## PROVIDED RECORDS
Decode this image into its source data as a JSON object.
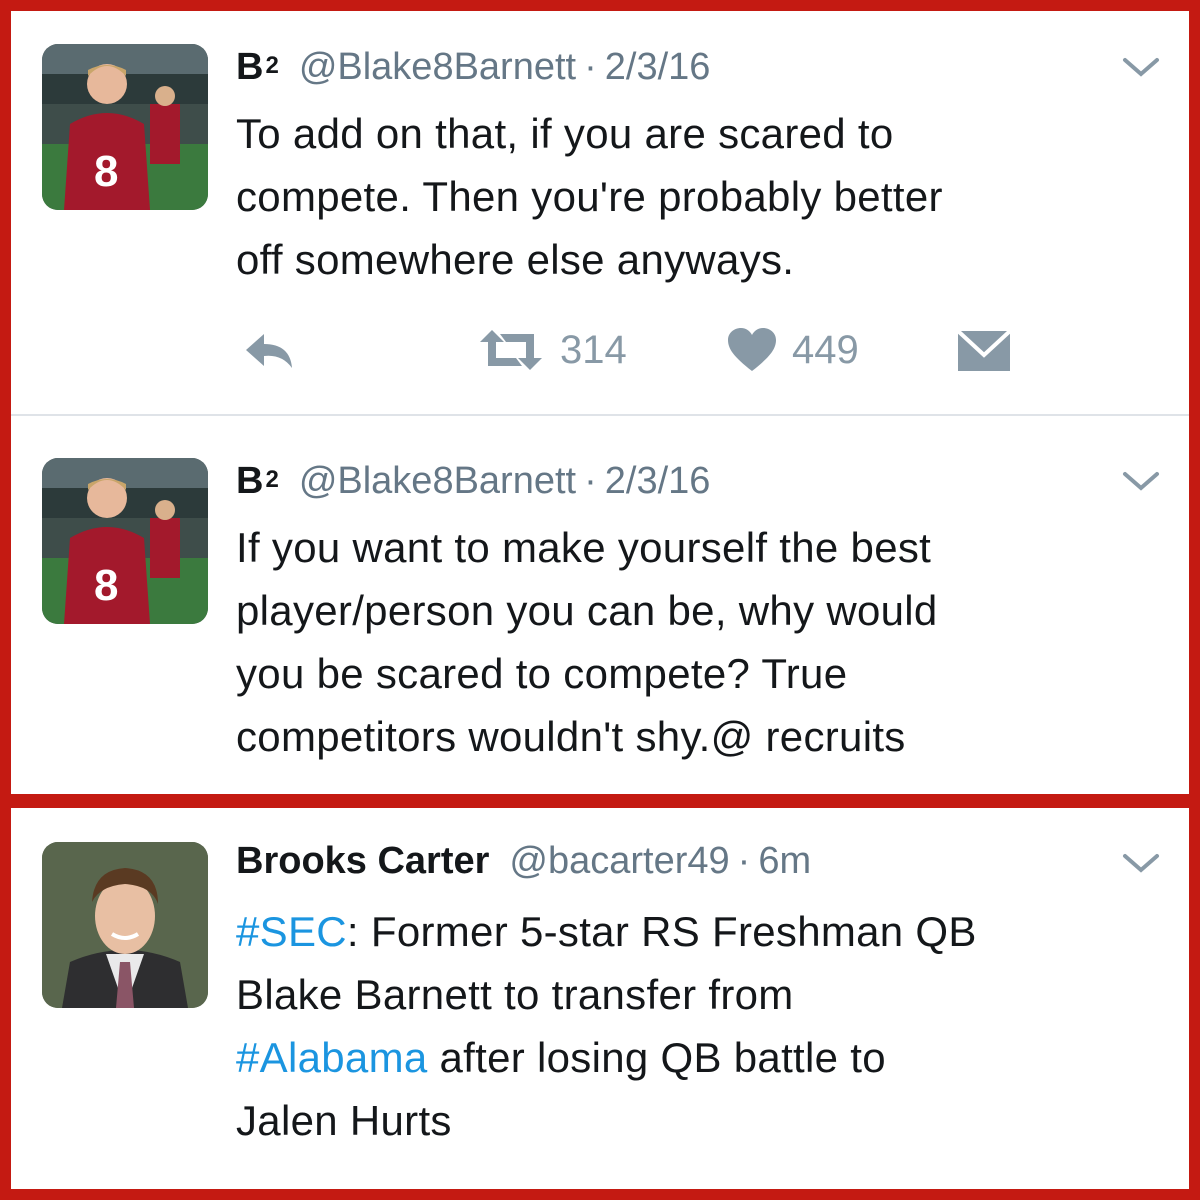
{
  "tweets": [
    {
      "name": "B",
      "name_sup": "2",
      "handle": "@Blake8Barnett",
      "separator": "·",
      "date": "2/3/16",
      "text": "To add on that, if you are scared to compete. Then you're probably better off somewhere else anyways.",
      "text_lines": [
        "To add on that, if you are scared to",
        "compete. Then you're probably better",
        "off somewhere else anyways."
      ],
      "actions": {
        "retweets": "314",
        "likes": "449"
      }
    },
    {
      "name": "B",
      "name_sup": "2",
      "handle": "@Blake8Barnett",
      "separator": "·",
      "date": "2/3/16",
      "text_lines": [
        "If you want to make yourself the best",
        "player/person you can be, why would",
        "you be scared to compete? True",
        "competitors wouldn't shy.@ recruits"
      ]
    },
    {
      "name": "Brooks Carter",
      "handle": "@bacarter49",
      "separator": "·",
      "date": "6m",
      "hashtag_sec": "#SEC",
      "line1_rest": ": Former 5-star RS Freshman QB",
      "line2": "Blake Barnett to transfer from",
      "hashtag_alabama": "#Alabama",
      "line3_rest": " after losing QB battle to",
      "line4": "Jalen Hurts"
    }
  ],
  "colors": {
    "frame": "#c41a12",
    "link": "#1b95e0",
    "muted": "#657786",
    "icon": "#8899a6"
  },
  "icons": [
    "reply-icon",
    "retweet-icon",
    "heart-icon",
    "dm-icon",
    "chevron-down-icon"
  ]
}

## WHAT TO WORK ON
Copy the material exactly. Do not include the pictures.

## SOLUTION TO THE EXERCISE
Decode this image into its source data as a JSON object.
{
  "tweets": [
    {
      "name": "B",
      "name_sup": "2",
      "handle": "@Blake8Barnett",
      "separator": "·",
      "date": "2/3/16",
      "text": "To add on that, if you are scared to compete. Then you're probably better off somewhere else anyways.",
      "text_lines": [
        "To add on that, if you are scared to",
        "compete. Then you're probably better",
        "off somewhere else anyways."
      ],
      "actions": {
        "retweets": "314",
        "likes": "449"
      }
    },
    {
      "name": "B",
      "name_sup": "2",
      "handle": "@Blake8Barnett",
      "separator": "·",
      "date": "2/3/16",
      "text_lines": [
        "If you want to make yourself the best",
        "player/person you can be, why would",
        "you be scared to compete? True",
        "competitors wouldn't shy.@ recruits"
      ]
    },
    {
      "name": "Brooks Carter",
      "handle": "@bacarter49",
      "separator": "·",
      "date": "6m",
      "hashtag_sec": "#SEC",
      "line1_rest": ": Former 5-star RS Freshman QB",
      "line2": "Blake Barnett to transfer from",
      "hashtag_alabama": "#Alabama",
      "line3_rest": " after losing QB battle to",
      "line4": "Jalen Hurts"
    }
  ],
  "colors": {
    "frame": "#c41a12",
    "link": "#1b95e0",
    "muted": "#657786",
    "icon": "#8899a6"
  },
  "icons": [
    "reply-icon",
    "retweet-icon",
    "heart-icon",
    "dm-icon",
    "chevron-down-icon"
  ]
}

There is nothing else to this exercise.